Items stored from a collection -
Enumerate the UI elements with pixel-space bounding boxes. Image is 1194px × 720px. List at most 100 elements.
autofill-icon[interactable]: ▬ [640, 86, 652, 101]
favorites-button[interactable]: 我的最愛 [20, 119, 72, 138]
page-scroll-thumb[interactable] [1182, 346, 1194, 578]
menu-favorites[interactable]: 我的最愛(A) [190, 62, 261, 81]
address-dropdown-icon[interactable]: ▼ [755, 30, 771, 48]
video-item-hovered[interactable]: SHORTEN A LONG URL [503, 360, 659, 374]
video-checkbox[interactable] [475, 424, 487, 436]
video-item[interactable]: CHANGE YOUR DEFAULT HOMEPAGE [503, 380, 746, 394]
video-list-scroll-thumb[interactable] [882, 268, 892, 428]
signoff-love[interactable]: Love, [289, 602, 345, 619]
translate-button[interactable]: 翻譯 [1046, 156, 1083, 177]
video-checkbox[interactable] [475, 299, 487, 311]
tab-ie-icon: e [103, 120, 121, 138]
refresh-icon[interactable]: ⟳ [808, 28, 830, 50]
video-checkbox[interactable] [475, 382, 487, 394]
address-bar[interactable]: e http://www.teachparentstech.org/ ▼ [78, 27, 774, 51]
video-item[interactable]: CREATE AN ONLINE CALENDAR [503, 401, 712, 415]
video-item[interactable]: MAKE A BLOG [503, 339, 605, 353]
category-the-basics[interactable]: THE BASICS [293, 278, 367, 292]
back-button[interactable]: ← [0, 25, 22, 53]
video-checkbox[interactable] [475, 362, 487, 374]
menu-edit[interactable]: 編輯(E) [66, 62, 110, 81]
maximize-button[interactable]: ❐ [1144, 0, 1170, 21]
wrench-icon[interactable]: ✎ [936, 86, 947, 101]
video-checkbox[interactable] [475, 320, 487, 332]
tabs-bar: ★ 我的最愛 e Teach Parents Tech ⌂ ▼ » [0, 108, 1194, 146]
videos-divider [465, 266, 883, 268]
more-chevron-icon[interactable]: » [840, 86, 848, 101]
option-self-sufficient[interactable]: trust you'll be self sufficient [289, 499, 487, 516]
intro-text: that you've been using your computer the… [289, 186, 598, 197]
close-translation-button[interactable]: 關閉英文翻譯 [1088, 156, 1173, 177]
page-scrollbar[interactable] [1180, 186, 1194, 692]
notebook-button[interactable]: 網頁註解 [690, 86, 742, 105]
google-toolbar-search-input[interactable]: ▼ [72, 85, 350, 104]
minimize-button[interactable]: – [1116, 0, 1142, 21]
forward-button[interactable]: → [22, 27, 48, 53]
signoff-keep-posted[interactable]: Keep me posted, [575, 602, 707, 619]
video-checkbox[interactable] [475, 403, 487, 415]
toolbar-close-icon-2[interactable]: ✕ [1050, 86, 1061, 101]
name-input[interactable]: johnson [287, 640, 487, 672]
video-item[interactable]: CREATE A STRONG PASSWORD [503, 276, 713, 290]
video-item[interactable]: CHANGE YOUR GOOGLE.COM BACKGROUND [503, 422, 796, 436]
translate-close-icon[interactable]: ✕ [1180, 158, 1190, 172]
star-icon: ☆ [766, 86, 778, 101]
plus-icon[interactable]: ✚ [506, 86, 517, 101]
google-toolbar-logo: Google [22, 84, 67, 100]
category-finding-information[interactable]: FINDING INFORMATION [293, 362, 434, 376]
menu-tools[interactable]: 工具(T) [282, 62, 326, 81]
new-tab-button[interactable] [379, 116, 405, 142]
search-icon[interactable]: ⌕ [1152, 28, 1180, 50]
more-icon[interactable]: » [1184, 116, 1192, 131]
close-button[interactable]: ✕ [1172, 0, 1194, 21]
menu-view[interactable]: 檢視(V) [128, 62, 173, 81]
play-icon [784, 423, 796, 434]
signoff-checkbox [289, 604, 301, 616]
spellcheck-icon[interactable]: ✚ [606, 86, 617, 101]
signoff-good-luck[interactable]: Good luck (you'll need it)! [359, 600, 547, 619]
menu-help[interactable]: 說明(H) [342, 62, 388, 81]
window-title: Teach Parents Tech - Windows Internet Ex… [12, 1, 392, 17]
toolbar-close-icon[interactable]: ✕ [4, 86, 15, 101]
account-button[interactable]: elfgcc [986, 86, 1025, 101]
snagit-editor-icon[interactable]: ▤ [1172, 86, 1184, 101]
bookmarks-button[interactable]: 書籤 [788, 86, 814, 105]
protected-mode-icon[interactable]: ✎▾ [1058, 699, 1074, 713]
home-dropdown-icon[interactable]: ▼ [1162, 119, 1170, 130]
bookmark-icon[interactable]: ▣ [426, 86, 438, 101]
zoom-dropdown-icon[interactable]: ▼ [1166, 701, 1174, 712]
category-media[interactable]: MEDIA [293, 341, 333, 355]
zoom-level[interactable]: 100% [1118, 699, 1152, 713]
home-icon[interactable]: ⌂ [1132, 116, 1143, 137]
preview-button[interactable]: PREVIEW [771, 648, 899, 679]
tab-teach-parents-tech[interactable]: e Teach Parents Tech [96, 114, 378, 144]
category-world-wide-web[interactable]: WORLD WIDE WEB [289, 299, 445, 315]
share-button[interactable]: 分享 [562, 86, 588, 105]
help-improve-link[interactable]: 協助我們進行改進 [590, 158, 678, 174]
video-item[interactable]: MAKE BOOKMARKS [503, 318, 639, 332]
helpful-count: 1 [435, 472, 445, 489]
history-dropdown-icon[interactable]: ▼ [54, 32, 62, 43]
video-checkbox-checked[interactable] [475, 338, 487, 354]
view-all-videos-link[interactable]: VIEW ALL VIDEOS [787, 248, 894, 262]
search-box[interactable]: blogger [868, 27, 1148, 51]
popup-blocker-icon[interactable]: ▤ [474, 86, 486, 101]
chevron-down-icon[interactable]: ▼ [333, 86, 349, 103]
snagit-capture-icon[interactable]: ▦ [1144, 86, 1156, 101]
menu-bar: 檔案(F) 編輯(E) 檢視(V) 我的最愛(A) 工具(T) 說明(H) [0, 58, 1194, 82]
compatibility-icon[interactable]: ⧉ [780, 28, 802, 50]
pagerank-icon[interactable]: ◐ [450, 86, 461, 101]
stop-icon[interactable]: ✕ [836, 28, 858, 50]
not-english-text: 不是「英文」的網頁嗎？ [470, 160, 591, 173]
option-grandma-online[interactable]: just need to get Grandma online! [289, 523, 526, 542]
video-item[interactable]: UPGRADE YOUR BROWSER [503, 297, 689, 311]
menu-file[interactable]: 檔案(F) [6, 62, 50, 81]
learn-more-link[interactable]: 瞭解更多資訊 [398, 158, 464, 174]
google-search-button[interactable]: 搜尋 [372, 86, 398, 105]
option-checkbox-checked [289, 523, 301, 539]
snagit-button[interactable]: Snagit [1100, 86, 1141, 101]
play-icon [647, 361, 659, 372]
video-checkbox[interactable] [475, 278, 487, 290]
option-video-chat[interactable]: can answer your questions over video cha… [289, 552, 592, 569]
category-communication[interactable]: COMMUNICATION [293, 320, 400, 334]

Job -
Extract all of the lines above and reproduce each one verbatim, without any alteration.

Response -
Enumerate the UI elements with pixel-space bounding boxes. Image is 1194px × 720px. List at most 100 elements.
autofill-icon[interactable]: ▬ [640, 86, 652, 101]
favorites-button[interactable]: 我的最愛 [20, 119, 72, 138]
page-scroll-thumb[interactable] [1182, 346, 1194, 578]
menu-favorites[interactable]: 我的最愛(A) [190, 62, 261, 81]
address-dropdown-icon[interactable]: ▼ [755, 30, 771, 48]
video-item-hovered[interactable]: SHORTEN A LONG URL [503, 360, 659, 374]
video-checkbox[interactable] [475, 424, 487, 436]
video-item[interactable]: CHANGE YOUR DEFAULT HOMEPAGE [503, 380, 746, 394]
video-list-scroll-thumb[interactable] [882, 268, 892, 428]
signoff-love[interactable]: Love, [289, 602, 345, 619]
translate-button[interactable]: 翻譯 [1046, 156, 1083, 177]
video-checkbox[interactable] [475, 299, 487, 311]
tab-ie-icon: e [103, 120, 121, 138]
refresh-icon[interactable]: ⟳ [808, 28, 830, 50]
video-checkbox[interactable] [475, 382, 487, 394]
address-bar[interactable]: e http://www.teachparentstech.org/ ▼ [78, 27, 774, 51]
video-item[interactable]: CREATE AN ONLINE CALENDAR [503, 401, 712, 415]
video-item[interactable]: MAKE A BLOG [503, 339, 605, 353]
category-the-basics[interactable]: THE BASICS [293, 278, 367, 292]
back-button[interactable]: ← [0, 25, 22, 53]
video-checkbox[interactable] [475, 362, 487, 374]
menu-edit[interactable]: 編輯(E) [66, 62, 110, 81]
maximize-button[interactable]: ❐ [1144, 0, 1170, 21]
wrench-icon[interactable]: ✎ [936, 86, 947, 101]
video-checkbox[interactable] [475, 320, 487, 332]
tabs-bar: ★ 我的最愛 e Teach Parents Tech ⌂ ▼ » [0, 108, 1194, 146]
videos-divider [465, 266, 883, 268]
more-chevron-icon[interactable]: » [840, 86, 848, 101]
option-self-sufficient[interactable]: trust you'll be self sufficient [289, 499, 487, 516]
intro-text: that you've been using your computer the… [289, 186, 598, 197]
close-translation-button[interactable]: 關閉英文翻譯 [1088, 156, 1173, 177]
page-scrollbar[interactable] [1180, 186, 1194, 692]
notebook-button[interactable]: 網頁註解 [690, 86, 742, 105]
google-toolbar-search-input[interactable]: ▼ [72, 85, 350, 104]
minimize-button[interactable]: – [1116, 0, 1142, 21]
forward-button[interactable]: → [22, 27, 48, 53]
signoff-keep-posted[interactable]: Keep me posted, [575, 602, 707, 619]
video-checkbox[interactable] [475, 403, 487, 415]
toolbar-close-icon-2[interactable]: ✕ [1050, 86, 1061, 101]
name-input[interactable]: johnson [287, 640, 487, 672]
video-item[interactable]: CREATE A STRONG PASSWORD [503, 276, 713, 290]
video-item[interactable]: CHANGE YOUR GOOGLE.COM BACKGROUND [503, 422, 796, 436]
translate-close-icon[interactable]: ✕ [1180, 158, 1190, 172]
star-icon: ☆ [766, 86, 778, 101]
plus-icon[interactable]: ✚ [506, 86, 517, 101]
google-toolbar-logo: Google [22, 84, 67, 100]
category-finding-information[interactable]: FINDING INFORMATION [293, 362, 434, 376]
menu-tools[interactable]: 工具(T) [282, 62, 326, 81]
new-tab-button[interactable] [379, 116, 405, 142]
search-icon[interactable]: ⌕ [1152, 28, 1180, 50]
more-icon[interactable]: » [1184, 116, 1192, 131]
close-button[interactable]: ✕ [1172, 0, 1194, 21]
menu-view[interactable]: 檢視(V) [128, 62, 173, 81]
play-icon [784, 423, 796, 434]
signoff-checkbox [289, 604, 301, 616]
spellcheck-icon[interactable]: ✚ [606, 86, 617, 101]
signoff-good-luck[interactable]: Good luck (you'll need it)! [359, 600, 547, 619]
menu-help[interactable]: 說明(H) [342, 62, 388, 81]
window-title: Teach Parents Tech - Windows Internet Ex… [12, 1, 392, 17]
toolbar-close-icon[interactable]: ✕ [4, 86, 15, 101]
account-button[interactable]: elfgcc [986, 86, 1025, 101]
snagit-editor-icon[interactable]: ▤ [1172, 86, 1184, 101]
bookmarks-button[interactable]: 書籤 [788, 86, 814, 105]
protected-mode-icon[interactable]: ✎▾ [1058, 699, 1074, 713]
home-dropdown-icon[interactable]: ▼ [1162, 119, 1170, 130]
bookmark-icon[interactable]: ▣ [426, 86, 438, 101]
zoom-dropdown-icon[interactable]: ▼ [1166, 701, 1174, 712]
category-media[interactable]: MEDIA [293, 341, 333, 355]
zoom-level[interactable]: 100% [1118, 699, 1152, 713]
home-icon[interactable]: ⌂ [1132, 116, 1143, 137]
preview-button[interactable]: PREVIEW [771, 648, 899, 679]
tab-teach-parents-tech[interactable]: e Teach Parents Tech [96, 114, 378, 144]
category-world-wide-web[interactable]: WORLD WIDE WEB [289, 299, 445, 315]
share-button[interactable]: 分享 [562, 86, 588, 105]
help-improve-link[interactable]: 協助我們進行改進 [590, 158, 678, 174]
video-item[interactable]: MAKE BOOKMARKS [503, 318, 639, 332]
helpful-count: 1 [435, 472, 445, 489]
history-dropdown-icon[interactable]: ▼ [54, 32, 62, 43]
video-checkbox-checked[interactable] [475, 338, 487, 354]
view-all-videos-link[interactable]: VIEW ALL VIDEOS [787, 248, 894, 262]
search-box[interactable]: blogger [868, 27, 1148, 51]
popup-blocker-icon[interactable]: ▤ [474, 86, 486, 101]
chevron-down-icon[interactable]: ▼ [333, 86, 349, 103]
snagit-capture-icon[interactable]: ▦ [1144, 86, 1156, 101]
menu-bar: 檔案(F) 編輯(E) 檢視(V) 我的最愛(A) 工具(T) 說明(H) [0, 58, 1194, 82]
compatibility-icon[interactable]: ⧉ [780, 28, 802, 50]
pagerank-icon[interactable]: ◐ [450, 86, 461, 101]
stop-icon[interactable]: ✕ [836, 28, 858, 50]
not-english-text: 不是「英文」的網頁嗎？ [470, 160, 591, 173]
option-grandma-online[interactable]: just need to get Grandma online! [289, 523, 526, 542]
video-item[interactable]: UPGRADE YOUR BROWSER [503, 297, 689, 311]
menu-file[interactable]: 檔案(F) [6, 62, 50, 81]
learn-more-link[interactable]: 瞭解更多資訊 [398, 158, 464, 174]
google-search-button[interactable]: 搜尋 [372, 86, 398, 105]
option-checkbox-checked [289, 523, 301, 539]
snagit-button[interactable]: Snagit [1100, 86, 1141, 101]
play-icon [647, 361, 659, 372]
video-checkbox[interactable] [475, 278, 487, 290]
option-video-chat[interactable]: can answer your questions over video cha… [289, 552, 592, 569]
category-communication[interactable]: COMMUNICATION [293, 320, 400, 334]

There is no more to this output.